Work required
All records below must be retyped exactly.

----- Exercise input -----

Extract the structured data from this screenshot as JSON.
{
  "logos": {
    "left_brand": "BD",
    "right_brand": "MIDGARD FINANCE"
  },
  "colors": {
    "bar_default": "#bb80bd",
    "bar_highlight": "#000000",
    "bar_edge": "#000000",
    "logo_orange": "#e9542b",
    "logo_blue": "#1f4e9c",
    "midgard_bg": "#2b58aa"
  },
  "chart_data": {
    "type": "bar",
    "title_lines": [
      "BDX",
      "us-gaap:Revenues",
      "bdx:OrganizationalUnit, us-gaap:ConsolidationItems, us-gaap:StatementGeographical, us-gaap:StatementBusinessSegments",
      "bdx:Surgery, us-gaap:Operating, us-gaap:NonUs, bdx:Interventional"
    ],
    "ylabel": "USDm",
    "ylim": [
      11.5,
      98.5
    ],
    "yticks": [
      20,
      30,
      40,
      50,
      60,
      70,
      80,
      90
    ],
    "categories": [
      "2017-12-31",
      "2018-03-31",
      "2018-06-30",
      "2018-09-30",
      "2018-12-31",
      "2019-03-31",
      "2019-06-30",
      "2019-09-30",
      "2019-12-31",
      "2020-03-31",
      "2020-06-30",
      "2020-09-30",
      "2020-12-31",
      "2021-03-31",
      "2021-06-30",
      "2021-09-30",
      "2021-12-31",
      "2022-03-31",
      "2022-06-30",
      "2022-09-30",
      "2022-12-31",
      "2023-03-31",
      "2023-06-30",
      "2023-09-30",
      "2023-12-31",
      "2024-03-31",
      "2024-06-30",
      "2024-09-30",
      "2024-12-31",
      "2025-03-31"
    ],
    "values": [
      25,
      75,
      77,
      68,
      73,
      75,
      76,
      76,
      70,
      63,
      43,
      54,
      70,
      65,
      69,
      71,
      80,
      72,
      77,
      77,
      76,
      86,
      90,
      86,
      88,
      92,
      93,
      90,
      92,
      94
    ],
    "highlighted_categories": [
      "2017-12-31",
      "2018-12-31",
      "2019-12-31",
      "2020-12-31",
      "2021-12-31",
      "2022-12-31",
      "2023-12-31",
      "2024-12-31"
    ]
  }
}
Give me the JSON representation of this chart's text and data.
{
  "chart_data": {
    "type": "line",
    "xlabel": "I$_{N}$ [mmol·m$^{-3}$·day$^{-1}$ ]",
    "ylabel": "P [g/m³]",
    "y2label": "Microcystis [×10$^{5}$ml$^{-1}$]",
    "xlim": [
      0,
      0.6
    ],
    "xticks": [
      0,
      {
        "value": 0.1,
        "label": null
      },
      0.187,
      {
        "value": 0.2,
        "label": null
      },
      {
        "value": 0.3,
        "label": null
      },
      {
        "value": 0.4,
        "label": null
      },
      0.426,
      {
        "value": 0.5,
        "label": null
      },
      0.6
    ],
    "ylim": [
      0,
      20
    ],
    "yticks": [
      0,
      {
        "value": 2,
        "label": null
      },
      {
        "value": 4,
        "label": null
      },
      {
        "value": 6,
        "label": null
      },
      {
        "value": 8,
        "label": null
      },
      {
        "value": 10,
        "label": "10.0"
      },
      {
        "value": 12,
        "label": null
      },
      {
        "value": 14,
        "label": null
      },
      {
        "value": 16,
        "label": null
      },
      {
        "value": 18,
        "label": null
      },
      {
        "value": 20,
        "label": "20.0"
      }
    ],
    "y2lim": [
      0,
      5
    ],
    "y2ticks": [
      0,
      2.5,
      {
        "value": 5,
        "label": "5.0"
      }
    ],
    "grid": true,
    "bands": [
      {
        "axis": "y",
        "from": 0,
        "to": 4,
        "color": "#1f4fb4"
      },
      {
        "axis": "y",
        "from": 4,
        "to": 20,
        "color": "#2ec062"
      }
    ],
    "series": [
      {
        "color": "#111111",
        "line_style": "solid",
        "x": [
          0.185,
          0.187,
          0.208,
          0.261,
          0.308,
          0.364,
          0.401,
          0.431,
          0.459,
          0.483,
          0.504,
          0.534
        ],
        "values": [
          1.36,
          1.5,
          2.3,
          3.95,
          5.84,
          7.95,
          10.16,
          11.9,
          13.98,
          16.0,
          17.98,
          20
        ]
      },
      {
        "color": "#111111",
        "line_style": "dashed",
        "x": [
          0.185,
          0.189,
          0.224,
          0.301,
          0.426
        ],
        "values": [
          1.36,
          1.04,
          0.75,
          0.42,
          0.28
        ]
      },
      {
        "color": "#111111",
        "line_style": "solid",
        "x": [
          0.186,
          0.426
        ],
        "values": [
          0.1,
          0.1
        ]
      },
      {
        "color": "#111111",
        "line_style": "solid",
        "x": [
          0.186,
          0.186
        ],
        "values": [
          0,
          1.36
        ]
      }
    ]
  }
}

-----

Answer for the task
Extract the structured data from this screenshot as JSON.
{
  "logos": {
    "left_brand": "BD",
    "right_brand": "MIDGARD FINANCE"
  },
  "colors": {
    "bar_default": "#bb80bd",
    "bar_highlight": "#000000",
    "bar_edge": "#000000",
    "logo_orange": "#e9542b",
    "logo_blue": "#1f4e9c",
    "midgard_bg": "#2b58aa"
  },
  "chart_data": {
    "type": "bar",
    "title_lines": [
      "BDX",
      "us-gaap:Revenues",
      "bdx:OrganizationalUnit, us-gaap:ConsolidationItems, us-gaap:StatementGeographical, us-gaap:StatementBusinessSegments",
      "bdx:Surgery, us-gaap:Operating, us-gaap:NonUs, bdx:Interventional"
    ],
    "ylabel": "USDm",
    "ylim": [
      11.5,
      98.5
    ],
    "yticks": [
      20,
      30,
      40,
      50,
      60,
      70,
      80,
      90
    ],
    "categories": [
      "2017-12-31",
      "2018-03-31",
      "2018-06-30",
      "2018-09-30",
      "2018-12-31",
      "2019-03-31",
      "2019-06-30",
      "2019-09-30",
      "2019-12-31",
      "2020-03-31",
      "2020-06-30",
      "2020-09-30",
      "2020-12-31",
      "2021-03-31",
      "2021-06-30",
      "2021-09-30",
      "2021-12-31",
      "2022-03-31",
      "2022-06-30",
      "2022-09-30",
      "2022-12-31",
      "2023-03-31",
      "2023-06-30",
      "2023-09-30",
      "2023-12-31",
      "2024-03-31",
      "2024-06-30",
      "2024-09-30",
      "2024-12-31",
      "2025-03-31"
    ],
    "values": [
      25,
      75,
      77,
      68,
      73,
      75,
      76,
      76,
      70,
      63,
      43,
      54,
      70,
      65,
      69,
      71,
      80,
      72,
      77,
      77,
      76,
      86,
      90,
      86,
      88,
      92,
      93,
      90,
      92,
      94
    ],
    "highlighted_categories": [
      "2017-12-31",
      "2018-12-31",
      "2019-12-31",
      "2020-12-31",
      "2021-12-31",
      "2022-12-31",
      "2023-12-31",
      "2024-12-31"
    ]
  }
}
Give me the JSON representation of this chart's text and data.
{
  "chart_data": {
    "type": "line",
    "xlabel": "I$_{N}$ [mmol·m$^{-3}$·day$^{-1}$ ]",
    "ylabel": "P [g/m³]",
    "y2label": "Microcystis [×10$^{5}$ml$^{-1}$]",
    "xlim": [
      0,
      0.6
    ],
    "xticks": [
      0,
      {
        "value": 0.1,
        "label": null
      },
      0.187,
      {
        "value": 0.2,
        "label": null
      },
      {
        "value": 0.3,
        "label": null
      },
      {
        "value": 0.4,
        "label": null
      },
      0.426,
      {
        "value": 0.5,
        "label": null
      },
      0.6
    ],
    "ylim": [
      0,
      20
    ],
    "yticks": [
      0,
      {
        "value": 2,
        "label": null
      },
      {
        "value": 4,
        "label": null
      },
      {
        "value": 6,
        "label": null
      },
      {
        "value": 8,
        "label": null
      },
      {
        "value": 10,
        "label": "10.0"
      },
      {
        "value": 12,
        "label": null
      },
      {
        "value": 14,
        "label": null
      },
      {
        "value": 16,
        "label": null
      },
      {
        "value": 18,
        "label": null
      },
      {
        "value": 20,
        "label": "20.0"
      }
    ],
    "y2lim": [
      0,
      5
    ],
    "y2ticks": [
      0,
      2.5,
      {
        "value": 5,
        "label": "5.0"
      }
    ],
    "grid": true,
    "bands": [
      {
        "axis": "y",
        "from": 0,
        "to": 4,
        "color": "#1f4fb4"
      },
      {
        "axis": "y",
        "from": 4,
        "to": 20,
        "color": "#2ec062"
      }
    ],
    "series": [
      {
        "color": "#111111",
        "line_style": "solid",
        "x": [
          0.185,
          0.187,
          0.208,
          0.261,
          0.308,
          0.364,
          0.401,
          0.431,
          0.459,
          0.483,
          0.504,
          0.534
        ],
        "values": [
          1.36,
          1.5,
          2.3,
          3.95,
          5.84,
          7.95,
          10.16,
          11.9,
          13.98,
          16.0,
          17.98,
          20
        ]
      },
      {
        "color": "#111111",
        "line_style": "dashed",
        "x": [
          0.185,
          0.189,
          0.224,
          0.301,
          0.426
        ],
        "values": [
          1.36,
          1.04,
          0.75,
          0.42,
          0.28
        ]
      },
      {
        "color": "#111111",
        "line_style": "solid",
        "x": [
          0.186,
          0.426
        ],
        "values": [
          0.1,
          0.1
        ]
      },
      {
        "color": "#111111",
        "line_style": "solid",
        "x": [
          0.186,
          0.186
        ],
        "values": [
          0,
          1.36
        ]
      }
    ]
  }
}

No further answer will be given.